┌─ Given data

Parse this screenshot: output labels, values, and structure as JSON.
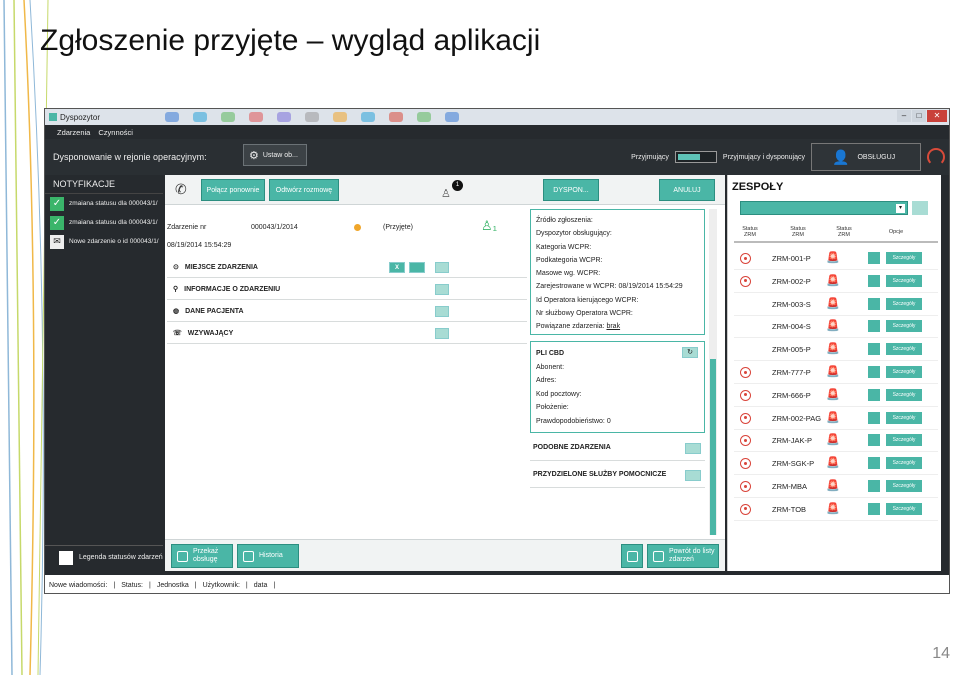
{
  "slide": {
    "title": "Zgłoszenie przyjęte – wygląd aplikacji",
    "page_number": "14"
  },
  "window": {
    "title": "Dyspozytor"
  },
  "menu": [
    "Zdarzenia",
    "Czynności"
  ],
  "header": {
    "region_label": "Dysponowanie w rejonie operacyjnym:",
    "set_button": "Ustaw ob...",
    "mode_left": "Przyjmujący",
    "mode_right": "Przyjmujący i dysponujący",
    "serve_button": "OBSŁUGUJ"
  },
  "notifications": {
    "title": "NOTYFIKACJE",
    "items": [
      {
        "text": "zmaiana statusu dla 000043/1/",
        "icon": "check-icon"
      },
      {
        "text": "zmaiana statusu dla 000043/1/",
        "icon": "check-icon"
      },
      {
        "text": "Nowe zdarzenie o id 000043/1/",
        "icon": "envelope-icon"
      }
    ],
    "legend": "Legenda statusów zdarzeń"
  },
  "toolbar": {
    "reconnect": "Połącz ponownie",
    "open_call": "Odtwórz rozmowę",
    "badge": "1",
    "dispatch": "DYSPON...",
    "cancel": "ANULUJ"
  },
  "incident": {
    "number_label": "Zdarzenie nr",
    "number": "000043/1/2014",
    "datetime": "08/19/2014 15:54:29",
    "status": "(Przyjęte)",
    "sections": [
      "MIEJSCE ZDARZENIA",
      "INFORMACJE O ZDARZENIU",
      "DANE PACJENTA",
      "WZYWAJĄCY"
    ],
    "place_x": "X"
  },
  "details": {
    "lines": [
      "Źródło zgłoszenia:",
      "Dyspozytor obsługujący:",
      "Kategoria WCPR:",
      "Podkategoria WCPR:",
      "Masowe wg. WCPR:",
      "Zarejestrowane w WCPR:  08/19/2014 15:54:29",
      "Id Operatora kierującego WCPR:",
      "Nr służbowy Operatora WCPR:"
    ],
    "related_label": "Powiązane zdarzenia:",
    "related_link": "brak"
  },
  "pli": {
    "title": "PLI CBD",
    "lines": [
      "Abonent:",
      "Adres:",
      "Kod pocztowy:",
      "Położenie:",
      "Prawdopodobieństwo:  0"
    ]
  },
  "similar": "PODOBNE ZDARZENIA",
  "assigned": "PRZYDZIELONE SŁUŻBY POMOCNICZE",
  "bottom": {
    "handover": "Przekaż obsługę",
    "history": "Historia",
    "back": "Powrót do listy zdarzeń"
  },
  "teams": {
    "title": "ZESPOŁY",
    "headers": [
      "Status ZRM",
      "Status ZRM",
      "Status ZRM",
      "Opcje"
    ],
    "detail_label": "Szczegóły",
    "rows": [
      {
        "code": "ZRM-001-P",
        "alarm": true
      },
      {
        "code": "ZRM-002-P",
        "alarm": true
      },
      {
        "code": "ZRM-003-S",
        "alarm": false
      },
      {
        "code": "ZRM-004-S",
        "alarm": false
      },
      {
        "code": "ZRM-005-P",
        "alarm": false
      },
      {
        "code": "ZRM-777-P",
        "alarm": true
      },
      {
        "code": "ZRM-666-P",
        "alarm": true
      },
      {
        "code": "ZRM-002-PAG",
        "alarm": true
      },
      {
        "code": "ZRM-JAK-P",
        "alarm": true
      },
      {
        "code": "ZRM-SGK-P",
        "alarm": true
      },
      {
        "code": "ZRM-MBA",
        "alarm": true
      },
      {
        "code": "ZRM-TOB",
        "alarm": true
      }
    ]
  },
  "statusbar": [
    "Nowe wiadomości:",
    "Status:",
    "Jednostka",
    "Użytkownik:",
    "data"
  ]
}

└─

Exercise requirements =>
Go through the material above and copy each line that has the word "WCPR".

The reply =>
      "Kategoria WCPR:",
      "Podkategoria WCPR:",
      "Masowe wg. WCPR:",
      "Zarejestrowane w WCPR:  08/19/2014 15:54:29",
      "Id Operatora kierującego WCPR:",
      "Nr służbowy Operatora WCPR:"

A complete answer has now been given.